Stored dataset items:

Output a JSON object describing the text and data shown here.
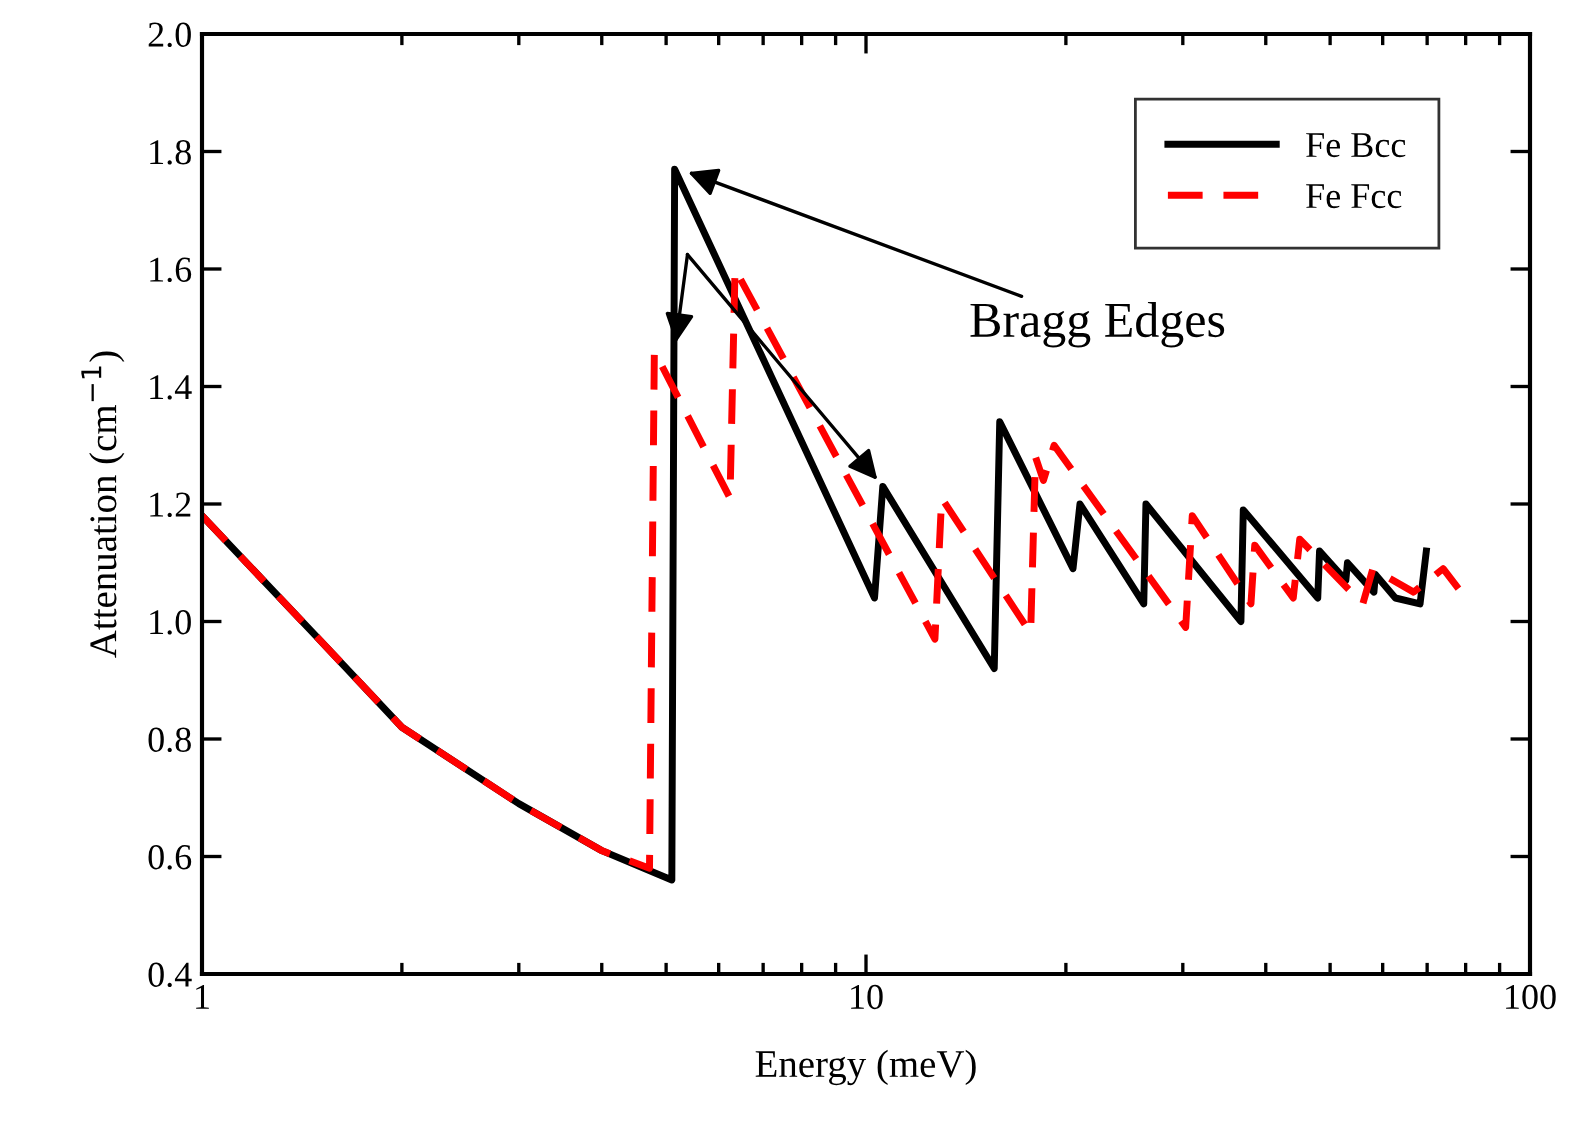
{
  "chart_data": {
    "type": "line",
    "xlabel": "Energy (meV)",
    "ylabel": "Attenuation (cm$^{−1}$)",
    "log": "x",
    "xlim": [
      1,
      100
    ],
    "xticks": [
      1,
      10,
      100
    ],
    "ylim": [
      0.4,
      2.0
    ],
    "yticks": [
      {
        "value": 0.4,
        "label": "0.4"
      },
      {
        "value": 0.6,
        "label": "0.6"
      },
      {
        "value": 0.8,
        "label": "0.8"
      },
      {
        "value": 1.0,
        "label": "1.0"
      },
      {
        "value": 1.2,
        "label": "1.2"
      },
      {
        "value": 1.4,
        "label": "1.4"
      },
      {
        "value": 1.6,
        "label": "1.6"
      },
      {
        "value": 1.8,
        "label": "1.8"
      },
      {
        "value": 2.0,
        "label": "2.0"
      }
    ],
    "grid": false,
    "legend": "top right",
    "marker": "none",
    "annotations": [
      {
        "text": "Bragg Edges",
        "x": 5.25,
        "y": 1.77
      }
    ],
    "series": [
      {
        "name": "Fe Bcc",
        "color": "#000000",
        "line_style": "solid",
        "x": [
          1,
          1.5,
          2,
          3,
          4,
          5.1,
          5.15,
          10.3,
          10.6,
          15.6,
          15.9,
          20.5,
          21,
          26.2,
          26.4,
          36.7,
          37,
          47.9,
          48.2,
          52.8,
          53.1,
          58.2,
          58.5,
          62.7,
          68.3,
          69.8
        ],
        "values": [
          1.18,
          0.97,
          0.82,
          0.69,
          0.61,
          0.56,
          1.77,
          1.04,
          1.23,
          0.92,
          1.34,
          1.09,
          1.2,
          1.03,
          1.2,
          1.0,
          1.19,
          1.04,
          1.12,
          1.07,
          1.1,
          1.05,
          1.08,
          1.04,
          1.03,
          1.12
        ]
      },
      {
        "name": "Fe Fcc",
        "color": "#ff0000",
        "line_style": "dashed",
        "x": [
          1,
          1.5,
          2,
          3,
          4,
          4.72,
          4.8,
          6.24,
          6.35,
          12.7,
          13,
          17.7,
          18,
          18.5,
          19.2,
          30.3,
          31,
          38,
          38.5,
          44,
          45,
          56,
          58,
          66.8,
          74,
          80
        ],
        "values": [
          1.18,
          0.97,
          0.82,
          0.69,
          0.61,
          0.58,
          1.46,
          1.21,
          1.6,
          0.97,
          1.21,
          0.98,
          1.28,
          1.24,
          1.3,
          0.99,
          1.18,
          1.03,
          1.13,
          1.04,
          1.14,
          1.03,
          1.09,
          1.05,
          1.09,
          1.04
        ]
      }
    ]
  }
}
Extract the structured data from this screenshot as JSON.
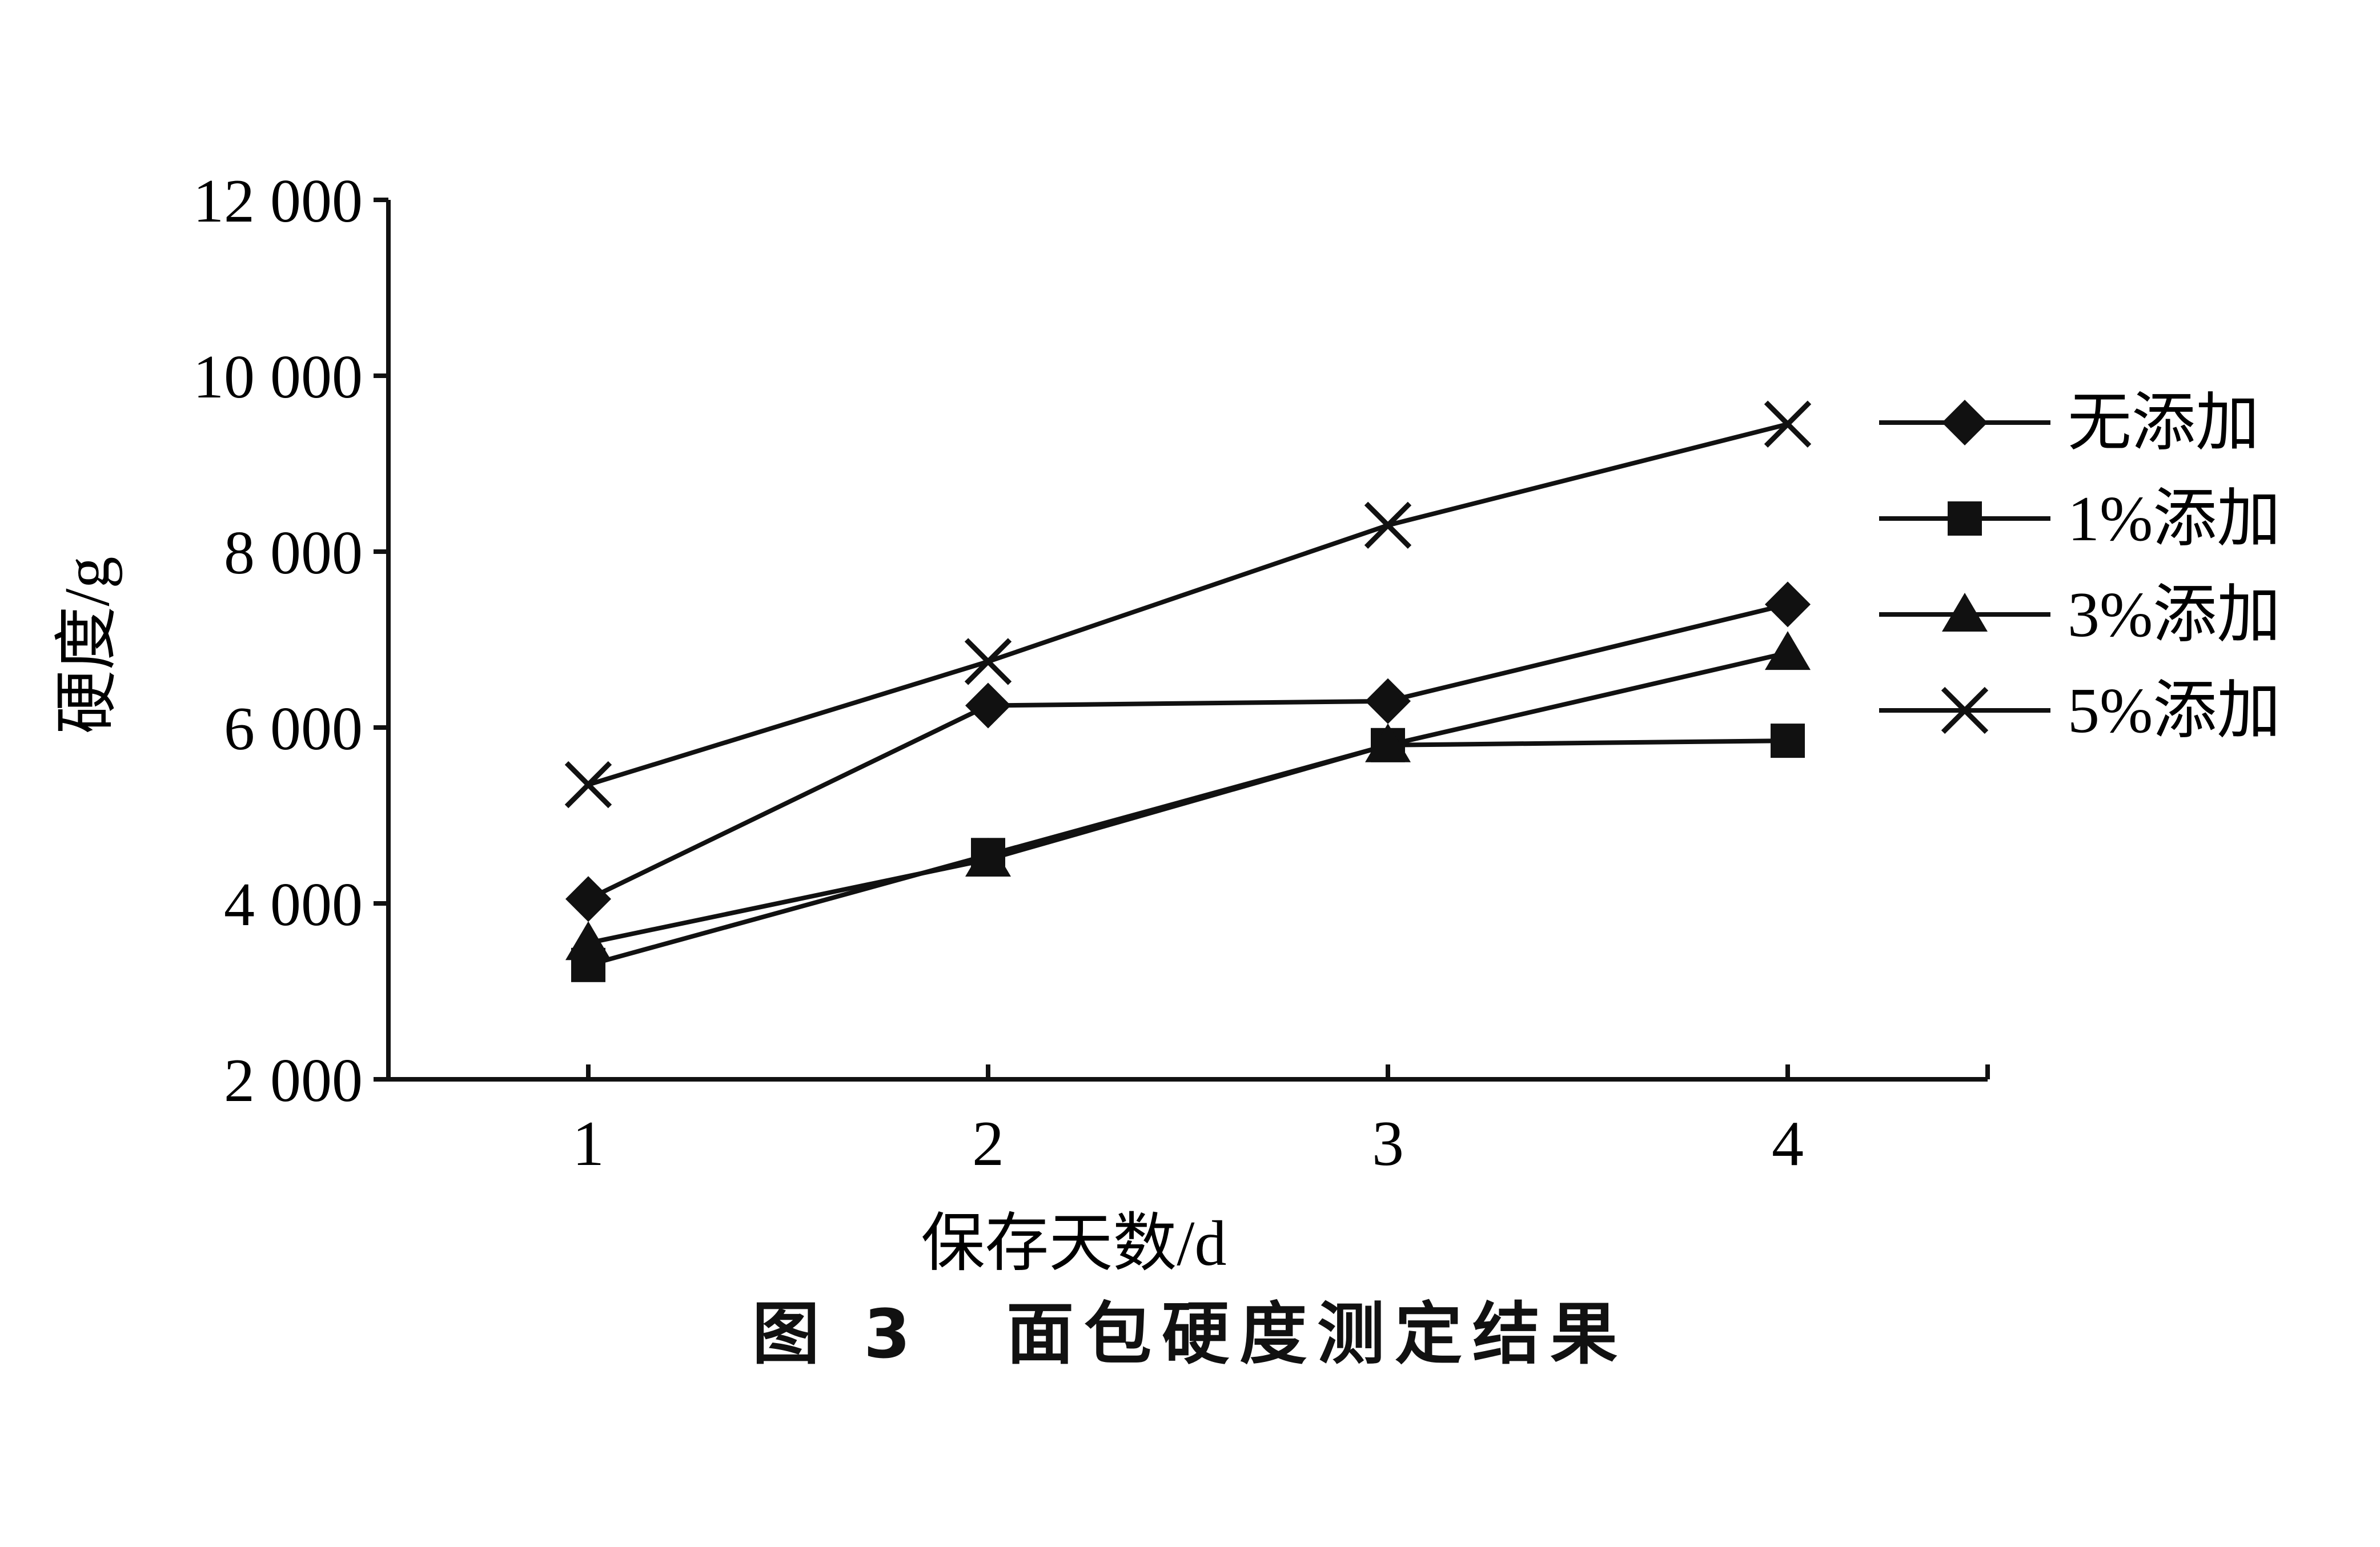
{
  "caption": {
    "label": "图 3",
    "title": "面包硬度测定结果"
  },
  "chart_data": {
    "type": "line",
    "title": "",
    "xlabel": "保存天数/d",
    "ylabel": "硬度/g",
    "x": [
      1,
      2,
      3,
      4
    ],
    "x_tick_labels": [
      "1",
      "2",
      "3",
      "4"
    ],
    "xlim": [
      0.5,
      4.5
    ],
    "ylim": [
      2000,
      12000
    ],
    "y_ticks": [
      2000,
      4000,
      6000,
      8000,
      10000,
      12000
    ],
    "y_tick_labels": [
      "2 000",
      "4 000",
      "6 000",
      "8 000",
      "10 000",
      "12 000"
    ],
    "grid": false,
    "legend_position": "right",
    "series": [
      {
        "name": "无添加",
        "marker": "diamond",
        "values": [
          4050,
          6250,
          6300,
          7400
        ]
      },
      {
        "name": "1%添加",
        "marker": "square",
        "values": [
          3300,
          4550,
          5800,
          5850
        ]
      },
      {
        "name": "3%添加",
        "marker": "triangle",
        "values": [
          3550,
          4500,
          5800,
          6850
        ]
      },
      {
        "name": "5%添加",
        "marker": "x",
        "values": [
          5350,
          6750,
          8300,
          9450
        ]
      }
    ]
  }
}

* _The problem_:
Omit all pictures while transcribing the entries verbatim.

* _Solution to the problem_:
Output a JSON object describing the text and data shown here.
{
  "chart_data": {
    "type": "line",
    "xlabel": "Energy (meV)",
    "ylabel": "Attenuation (cm$^{−1}$)",
    "log": "x",
    "xlim": [
      1,
      100
    ],
    "xticks": [
      1,
      10,
      100
    ],
    "ylim": [
      0.4,
      2.0
    ],
    "yticks": [
      {
        "value": 0.4,
        "label": "0.4"
      },
      {
        "value": 0.6,
        "label": "0.6"
      },
      {
        "value": 0.8,
        "label": "0.8"
      },
      {
        "value": 1.0,
        "label": "1.0"
      },
      {
        "value": 1.2,
        "label": "1.2"
      },
      {
        "value": 1.4,
        "label": "1.4"
      },
      {
        "value": 1.6,
        "label": "1.6"
      },
      {
        "value": 1.8,
        "label": "1.8"
      },
      {
        "value": 2.0,
        "label": "2.0"
      }
    ],
    "grid": false,
    "legend": "top right",
    "marker": "none",
    "annotations": [
      {
        "text": "Bragg Edges",
        "x": 5.25,
        "y": 1.77
      }
    ],
    "series": [
      {
        "name": "Fe Bcc",
        "color": "#000000",
        "line_style": "solid",
        "x": [
          1,
          1.5,
          2,
          3,
          4,
          5.1,
          5.15,
          10.3,
          10.6,
          15.6,
          15.9,
          20.5,
          21,
          26.2,
          26.4,
          36.7,
          37,
          47.9,
          48.2,
          52.8,
          53.1,
          58.2,
          58.5,
          62.7,
          68.3,
          69.8
        ],
        "values": [
          1.18,
          0.97,
          0.82,
          0.69,
          0.61,
          0.56,
          1.77,
          1.04,
          1.23,
          0.92,
          1.34,
          1.09,
          1.2,
          1.03,
          1.2,
          1.0,
          1.19,
          1.04,
          1.12,
          1.07,
          1.1,
          1.05,
          1.08,
          1.04,
          1.03,
          1.12
        ]
      },
      {
        "name": "Fe Fcc",
        "color": "#ff0000",
        "line_style": "dashed",
        "x": [
          1,
          1.5,
          2,
          3,
          4,
          4.72,
          4.8,
          6.24,
          6.35,
          12.7,
          13,
          17.7,
          18,
          18.5,
          19.2,
          30.3,
          31,
          38,
          38.5,
          44,
          45,
          56,
          58,
          66.8,
          74,
          80
        ],
        "values": [
          1.18,
          0.97,
          0.82,
          0.69,
          0.61,
          0.58,
          1.46,
          1.21,
          1.6,
          0.97,
          1.21,
          0.98,
          1.28,
          1.24,
          1.3,
          0.99,
          1.18,
          1.03,
          1.13,
          1.04,
          1.14,
          1.03,
          1.09,
          1.05,
          1.09,
          1.04
        ]
      }
    ]
  }
}
Extract the structured data from this screenshot as JSON.
{
  "caption": {
    "label": "图 3",
    "title": "面包硬度测定结果"
  },
  "chart_data": {
    "type": "line",
    "title": "",
    "xlabel": "保存天数/d",
    "ylabel": "硬度/g",
    "x": [
      1,
      2,
      3,
      4
    ],
    "x_tick_labels": [
      "1",
      "2",
      "3",
      "4"
    ],
    "xlim": [
      0.5,
      4.5
    ],
    "ylim": [
      2000,
      12000
    ],
    "y_ticks": [
      2000,
      4000,
      6000,
      8000,
      10000,
      12000
    ],
    "y_tick_labels": [
      "2 000",
      "4 000",
      "6 000",
      "8 000",
      "10 000",
      "12 000"
    ],
    "grid": false,
    "legend_position": "right",
    "series": [
      {
        "name": "无添加",
        "marker": "diamond",
        "values": [
          4050,
          6250,
          6300,
          7400
        ]
      },
      {
        "name": "1%添加",
        "marker": "square",
        "values": [
          3300,
          4550,
          5800,
          5850
        ]
      },
      {
        "name": "3%添加",
        "marker": "triangle",
        "values": [
          3550,
          4500,
          5800,
          6850
        ]
      },
      {
        "name": "5%添加",
        "marker": "x",
        "values": [
          5350,
          6750,
          8300,
          9450
        ]
      }
    ]
  }
}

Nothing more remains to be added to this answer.